L’autre histoire de la musique populaire russe, c’est naturellement celle de la pop music. Si de prime abord, dans les années 1960, l’URSS tente de dresser un mur (là aussi) culturel avec l’Ouest et brouille les ondes de la BBC, la révolution artistique en cours transperce le rideau de fer. Afin de limiter l’influence extérieure, les autorités russes habilitent dès lors certains groupes, baptisés « V.I.A » à se produire et enregistrer leur musique. Certains de ces « artistes d’État » vont connaître un énorme succès comme Vesiolie Rebiata ou Poyushchiye Gitary (surnommée les « Beatles soviétiques ») ou Muslim Magomayev, le « Sinatra soviétique ». Ces derniers ouvrent la porte aux stars des années 1970, les Sofia Rotaru, Valery Leontiev et surtout Alla Pugacheva. Véritable diva soviétique, elle est sûrement la chanteuse russe la plus célèbre dans le pays et hors de ses frontières. Artiste du peuple de l’URSS et habituée des premières pages des tabloïds, Pougacheva est aussi célèbre pour son style unique et sa voix claire et douce. Après la chute du Mur, malgré la grave crise économique et politique que la Russie traverse, le pays continue à être un vivier hyper dynamique pour la pop russe, de nombreux grands succès populaires datant de cette époque. À la fin des années 1990 et au début des années 2000, l’influence américaine dans la pop russe est palpable, l’industrie change et voit apparaître la « popsa » et ses groupes aux productions pensées pour les ventes, comme les très célèbres Zemfira ou t.A.T.u.

Le rock russe

De Victor Tsoï, icône soviétique à l’hyper populaire Lyube – dont Vladimir Poutine est le premier fan – les Russes adorent le rock. Et par conséquent en produisent beaucoup. L’Histoire du rock russe remonte à la perestroïka. Profitant de ce vent nouveau de liberté, la création locale entre en ébullition et va porter l’explosion de la musique rock. Dès la fin des années 1960, les premiers groupes de rock russe commencent à se constituer. Une première étoile du genre s’affirme en la personne de Iouri Morozov, précurseur du rock russe psychédélique. C’est au début des années 1980 qu’une première scène underground se constitue portée par les mythiques Kino, Machina Vremeni, Nautilus Pompilius, DDT et Akvarium. Boudés par les chaînes de radio et de télévision, c’est par le bouche-à-oreille que ces trésors du rock se font connaître. Rapidement, ces groupes acquièrent un succès international auprès de la jeunesse russe et dans son tourbillon, le rock bouleverse les façons de penser, de vivre et de s’habiller.
------------------------------------------------------------------------
**Liste des tâches**:
A. Dans l'extrait sur la musique russe, quel chanteur est surnommé le « Sinatra soviétique » ?
B. Poursuivez l'extrait sur la musique russe après sa dernière phrase.
Le matériel qui suit n'a aucun rapport avec l'extrait sur la musique russe.

**Matériel source**:
------------------------------------------------------------------------
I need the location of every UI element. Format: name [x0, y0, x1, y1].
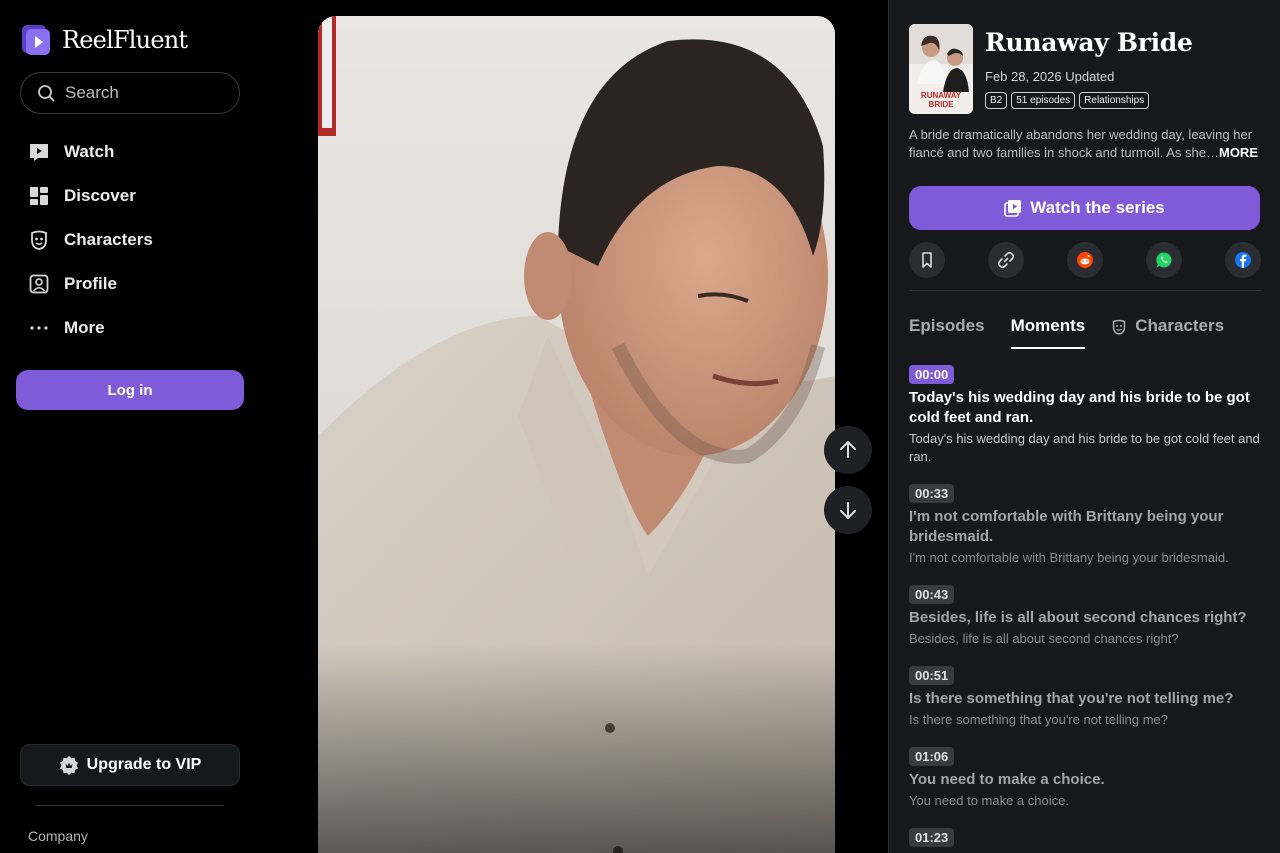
------------------------------------------------------------------------
**Résultats par tâche**:
A. Muslim Magomayev.

B.
C’est à cette époque qu’apparaît, la légende absolue du rock russe, Viktor Tsoï et son groupe Kino. Gorbachev mis à part, s’il n’y avait qu’un nom à retenir de la perestroïka, ce serait probablement celui de Tsoï. Consacré dans le très beau Leto (2018) du cinéaste russe Kirill Serebrennikov, il est sans doute la seule rock star soviétique, dieu vivant et martyr vénéré après sa mort précoce. Toujours aussi populaire parmi les enfants des années 2000, le rock de Kino est une new wave sombre et douce dont les paroles traduisent les interrogations philosophiques et la tristesse fataliste des jeunes de l’époque. En 1990, le groupe remplit le stade Loujniki de Moscou à l’occasion d’un concert mémorable, juste avant que Tsoï ne trouve à 28 ans la mort dans un accident de voiture, entraînant une vague de suicides dans son sillage. Aujourd’hui, la musique de jeunes groupes à succès comme Motorama ou Human Tetris (très cold wave) ou Pinkshinyultrablast (très shoegaze) marchent dans les pas de Tsoï et Leto. Le rock est toujours aussi présent en Russie et le pays dispose de nombreux lieux pour en écouter. Parmi les plus remarquables, le Rock’n’Roll Bar de Moscou est un temple du genre, ouvert en continu sept jours sur sept, où l’on s’amuse très vite, très bien, sur du bon rock. Du côté de Saint-Pétersbourg, le Dacha est un vrai bar de fête célèbre pour ses soirées arrosées et son rock joué très fort. Un incontournable. L’autre très bonne adresse en ville est le Money Honey, plus calme et blues, mais proposant de bons concerts. De passage à Novossibirsk ? Rock City est l’une des boîtes les plus populaires et endiablées de la ville qui invite régulièrement des stars connues du rock russe à se produire sur scène.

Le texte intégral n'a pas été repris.